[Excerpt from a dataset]

/---

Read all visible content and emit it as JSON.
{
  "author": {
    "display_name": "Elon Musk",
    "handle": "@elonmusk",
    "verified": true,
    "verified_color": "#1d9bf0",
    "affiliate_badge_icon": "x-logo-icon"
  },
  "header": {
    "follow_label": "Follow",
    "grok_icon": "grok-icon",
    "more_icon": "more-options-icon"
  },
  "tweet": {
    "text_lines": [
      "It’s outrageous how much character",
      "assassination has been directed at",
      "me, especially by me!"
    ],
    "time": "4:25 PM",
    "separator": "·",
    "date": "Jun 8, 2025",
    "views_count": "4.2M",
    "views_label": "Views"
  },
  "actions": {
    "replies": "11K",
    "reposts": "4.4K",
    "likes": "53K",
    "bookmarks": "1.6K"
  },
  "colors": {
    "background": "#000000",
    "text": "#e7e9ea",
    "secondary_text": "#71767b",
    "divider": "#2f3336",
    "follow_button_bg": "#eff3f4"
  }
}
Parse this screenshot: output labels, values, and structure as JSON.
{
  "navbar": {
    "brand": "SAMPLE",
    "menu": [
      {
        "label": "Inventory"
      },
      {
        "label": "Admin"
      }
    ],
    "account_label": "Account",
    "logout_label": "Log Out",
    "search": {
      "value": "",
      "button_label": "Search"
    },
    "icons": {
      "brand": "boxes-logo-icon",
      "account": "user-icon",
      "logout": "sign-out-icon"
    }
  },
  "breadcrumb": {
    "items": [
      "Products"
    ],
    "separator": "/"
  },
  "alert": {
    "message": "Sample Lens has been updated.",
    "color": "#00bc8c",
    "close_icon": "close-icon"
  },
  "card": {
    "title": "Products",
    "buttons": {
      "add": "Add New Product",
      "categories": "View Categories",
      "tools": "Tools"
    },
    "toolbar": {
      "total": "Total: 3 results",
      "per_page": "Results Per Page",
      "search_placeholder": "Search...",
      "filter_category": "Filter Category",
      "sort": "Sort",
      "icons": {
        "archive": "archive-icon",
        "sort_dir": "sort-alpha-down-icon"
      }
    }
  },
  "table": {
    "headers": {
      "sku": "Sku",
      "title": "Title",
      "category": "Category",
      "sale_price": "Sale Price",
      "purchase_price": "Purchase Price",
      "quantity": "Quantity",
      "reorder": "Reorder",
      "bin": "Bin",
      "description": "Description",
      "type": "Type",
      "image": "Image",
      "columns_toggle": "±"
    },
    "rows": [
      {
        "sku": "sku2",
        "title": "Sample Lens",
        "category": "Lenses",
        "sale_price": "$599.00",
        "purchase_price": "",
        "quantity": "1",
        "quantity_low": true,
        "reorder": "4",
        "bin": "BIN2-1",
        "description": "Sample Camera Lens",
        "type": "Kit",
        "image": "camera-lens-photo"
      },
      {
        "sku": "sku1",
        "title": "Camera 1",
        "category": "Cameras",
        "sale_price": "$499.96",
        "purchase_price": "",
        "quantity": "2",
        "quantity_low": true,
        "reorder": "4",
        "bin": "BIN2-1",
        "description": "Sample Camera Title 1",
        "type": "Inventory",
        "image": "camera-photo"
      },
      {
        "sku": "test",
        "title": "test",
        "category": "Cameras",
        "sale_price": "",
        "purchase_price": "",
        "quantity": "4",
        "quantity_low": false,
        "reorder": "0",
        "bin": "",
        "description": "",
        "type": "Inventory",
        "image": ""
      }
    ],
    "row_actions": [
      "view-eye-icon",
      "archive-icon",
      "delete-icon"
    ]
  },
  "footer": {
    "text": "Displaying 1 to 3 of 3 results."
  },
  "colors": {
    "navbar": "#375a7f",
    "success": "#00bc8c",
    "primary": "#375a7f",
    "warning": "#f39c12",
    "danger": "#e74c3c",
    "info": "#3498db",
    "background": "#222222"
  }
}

\---

Extract the complete listing above, reproducing each line exactly.

Read all visible content and emit it as JSON.
{
  "author": {
    "display_name": "Elon Musk",
    "handle": "@elonmusk",
    "verified": true,
    "verified_color": "#1d9bf0",
    "affiliate_badge_icon": "x-logo-icon"
  },
  "header": {
    "follow_label": "Follow",
    "grok_icon": "grok-icon",
    "more_icon": "more-options-icon"
  },
  "tweet": {
    "text_lines": [
      "It’s outrageous how much character",
      "assassination has been directed at",
      "me, especially by me!"
    ],
    "time": "4:25 PM",
    "separator": "·",
    "date": "Jun 8, 2025",
    "views_count": "4.2M",
    "views_label": "Views"
  },
  "actions": {
    "replies": "11K",
    "reposts": "4.4K",
    "likes": "53K",
    "bookmarks": "1.6K"
  },
  "colors": {
    "background": "#000000",
    "text": "#e7e9ea",
    "secondary_text": "#71767b",
    "divider": "#2f3336",
    "follow_button_bg": "#eff3f4"
  }
}
Parse this screenshot: output labels, values, and structure as JSON.
{
  "navbar": {
    "brand": "SAMPLE",
    "menu": [
      {
        "label": "Inventory"
      },
      {
        "label": "Admin"
      }
    ],
    "account_label": "Account",
    "logout_label": "Log Out",
    "search": {
      "value": "",
      "button_label": "Search"
    },
    "icons": {
      "brand": "boxes-logo-icon",
      "account": "user-icon",
      "logout": "sign-out-icon"
    }
  },
  "breadcrumb": {
    "items": [
      "Products"
    ],
    "separator": "/"
  },
  "alert": {
    "message": "Sample Lens has been updated.",
    "color": "#00bc8c",
    "close_icon": "close-icon"
  },
  "card": {
    "title": "Products",
    "buttons": {
      "add": "Add New Product",
      "categories": "View Categories",
      "tools": "Tools"
    },
    "toolbar": {
      "total": "Total: 3 results",
      "per_page": "Results Per Page",
      "search_placeholder": "Search...",
      "filter_category": "Filter Category",
      "sort": "Sort",
      "icons": {
        "archive": "archive-icon",
        "sort_dir": "sort-alpha-down-icon"
      }
    }
  },
  "table": {
    "headers": {
      "sku": "Sku",
      "title": "Title",
      "category": "Category",
      "sale_price": "Sale Price",
      "purchase_price": "Purchase Price",
      "quantity": "Quantity",
      "reorder": "Reorder",
      "bin": "Bin",
      "description": "Description",
      "type": "Type",
      "image": "Image",
      "columns_toggle": "±"
    },
    "rows": [
      {
        "sku": "sku2",
        "title": "Sample Lens",
        "category": "Lenses",
        "sale_price": "$599.00",
        "purchase_price": "",
        "quantity": "1",
        "quantity_low": true,
        "reorder": "4",
        "bin": "BIN2-1",
        "description": "Sample Camera Lens",
        "type": "Kit",
        "image": "camera-lens-photo"
      },
      {
        "sku": "sku1",
        "title": "Camera 1",
        "category": "Cameras",
        "sale_price": "$499.96",
        "purchase_price": "",
        "quantity": "2",
        "quantity_low": true,
        "reorder": "4",
        "bin": "BIN2-1",
        "description": "Sample Camera Title 1",
        "type": "Inventory",
        "image": "camera-photo"
      },
      {
        "sku": "test",
        "title": "test",
        "category": "Cameras",
        "sale_price": "",
        "purchase_price": "",
        "quantity": "4",
        "quantity_low": false,
        "reorder": "0",
        "bin": "",
        "description": "",
        "type": "Inventory",
        "image": ""
      }
    ],
    "row_actions": [
      "view-eye-icon",
      "archive-icon",
      "delete-icon"
    ]
  },
  "footer": {
    "text": "Displaying 1 to 3 of 3 results."
  },
  "colors": {
    "navbar": "#375a7f",
    "success": "#00bc8c",
    "primary": "#375a7f",
    "warning": "#f39c12",
    "danger": "#e74c3c",
    "info": "#3498db",
    "background": "#222222"
  }
}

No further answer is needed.